→ **DO THIS**: Copy every line, leaving nothing out and adding nothing.

→ **GIVEN INFORMATION**:
((

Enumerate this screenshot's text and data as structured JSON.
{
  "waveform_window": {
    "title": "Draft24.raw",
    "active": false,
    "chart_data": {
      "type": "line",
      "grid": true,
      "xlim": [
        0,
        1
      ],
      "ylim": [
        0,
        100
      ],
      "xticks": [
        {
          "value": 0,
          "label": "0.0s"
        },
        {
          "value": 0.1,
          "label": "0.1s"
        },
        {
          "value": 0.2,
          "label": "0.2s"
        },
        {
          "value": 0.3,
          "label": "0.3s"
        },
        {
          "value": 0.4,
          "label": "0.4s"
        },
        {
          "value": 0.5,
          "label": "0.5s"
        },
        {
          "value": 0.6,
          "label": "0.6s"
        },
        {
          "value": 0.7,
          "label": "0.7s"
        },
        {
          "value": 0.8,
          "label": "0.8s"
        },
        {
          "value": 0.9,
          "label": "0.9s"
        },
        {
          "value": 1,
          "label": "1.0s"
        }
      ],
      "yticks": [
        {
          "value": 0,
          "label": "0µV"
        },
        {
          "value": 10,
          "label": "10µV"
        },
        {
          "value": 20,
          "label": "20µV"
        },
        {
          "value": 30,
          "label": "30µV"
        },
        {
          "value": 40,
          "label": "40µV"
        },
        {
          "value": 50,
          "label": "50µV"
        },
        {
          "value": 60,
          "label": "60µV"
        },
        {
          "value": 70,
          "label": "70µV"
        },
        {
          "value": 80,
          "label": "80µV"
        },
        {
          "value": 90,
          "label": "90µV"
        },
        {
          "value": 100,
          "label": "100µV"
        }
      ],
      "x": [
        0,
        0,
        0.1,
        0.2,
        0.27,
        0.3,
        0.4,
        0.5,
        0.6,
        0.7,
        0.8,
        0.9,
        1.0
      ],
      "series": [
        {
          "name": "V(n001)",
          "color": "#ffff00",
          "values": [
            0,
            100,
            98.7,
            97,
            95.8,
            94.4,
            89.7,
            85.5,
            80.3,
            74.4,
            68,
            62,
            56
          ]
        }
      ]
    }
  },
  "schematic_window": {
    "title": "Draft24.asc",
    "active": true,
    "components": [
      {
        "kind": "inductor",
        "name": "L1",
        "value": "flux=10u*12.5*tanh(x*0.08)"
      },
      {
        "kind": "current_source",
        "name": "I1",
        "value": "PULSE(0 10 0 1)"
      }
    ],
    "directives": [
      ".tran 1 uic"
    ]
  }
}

))

→ **EXERCISE SOLUTION**:
Enumerate this screenshot's text and data as structured JSON.
{
  "waveform_window": {
    "title": "Draft24.raw",
    "active": false,
    "chart_data": {
      "type": "line",
      "grid": true,
      "xlim": [
        0,
        1
      ],
      "ylim": [
        0,
        100
      ],
      "xticks": [
        {
          "value": 0,
          "label": "0.0s"
        },
        {
          "value": 0.1,
          "label": "0.1s"
        },
        {
          "value": 0.2,
          "label": "0.2s"
        },
        {
          "value": 0.3,
          "label": "0.3s"
        },
        {
          "value": 0.4,
          "label": "0.4s"
        },
        {
          "value": 0.5,
          "label": "0.5s"
        },
        {
          "value": 0.6,
          "label": "0.6s"
        },
        {
          "value": 0.7,
          "label": "0.7s"
        },
        {
          "value": 0.8,
          "label": "0.8s"
        },
        {
          "value": 0.9,
          "label": "0.9s"
        },
        {
          "value": 1,
          "label": "1.0s"
        }
      ],
      "yticks": [
        {
          "value": 0,
          "label": "0µV"
        },
        {
          "value": 10,
          "label": "10µV"
        },
        {
          "value": 20,
          "label": "20µV"
        },
        {
          "value": 30,
          "label": "30µV"
        },
        {
          "value": 40,
          "label": "40µV"
        },
        {
          "value": 50,
          "label": "50µV"
        },
        {
          "value": 60,
          "label": "60µV"
        },
        {
          "value": 70,
          "label": "70µV"
        },
        {
          "value": 80,
          "label": "80µV"
        },
        {
          "value": 90,
          "label": "90µV"
        },
        {
          "value": 100,
          "label": "100µV"
        }
      ],
      "x": [
        0,
        0,
        0.1,
        0.2,
        0.27,
        0.3,
        0.4,
        0.5,
        0.6,
        0.7,
        0.8,
        0.9,
        1.0
      ],
      "series": [
        {
          "name": "V(n001)",
          "color": "#ffff00",
          "values": [
            0,
            100,
            98.7,
            97,
            95.8,
            94.4,
            89.7,
            85.5,
            80.3,
            74.4,
            68,
            62,
            56
          ]
        }
      ]
    }
  },
  "schematic_window": {
    "title": "Draft24.asc",
    "active": true,
    "components": [
      {
        "kind": "inductor",
        "name": "L1",
        "value": "flux=10u*12.5*tanh(x*0.08)"
      },
      {
        "kind": "current_source",
        "name": "I1",
        "value": "PULSE(0 10 0 1)"
      }
    ],
    "directives": [
      ".tran 1 uic"
    ]
  }
}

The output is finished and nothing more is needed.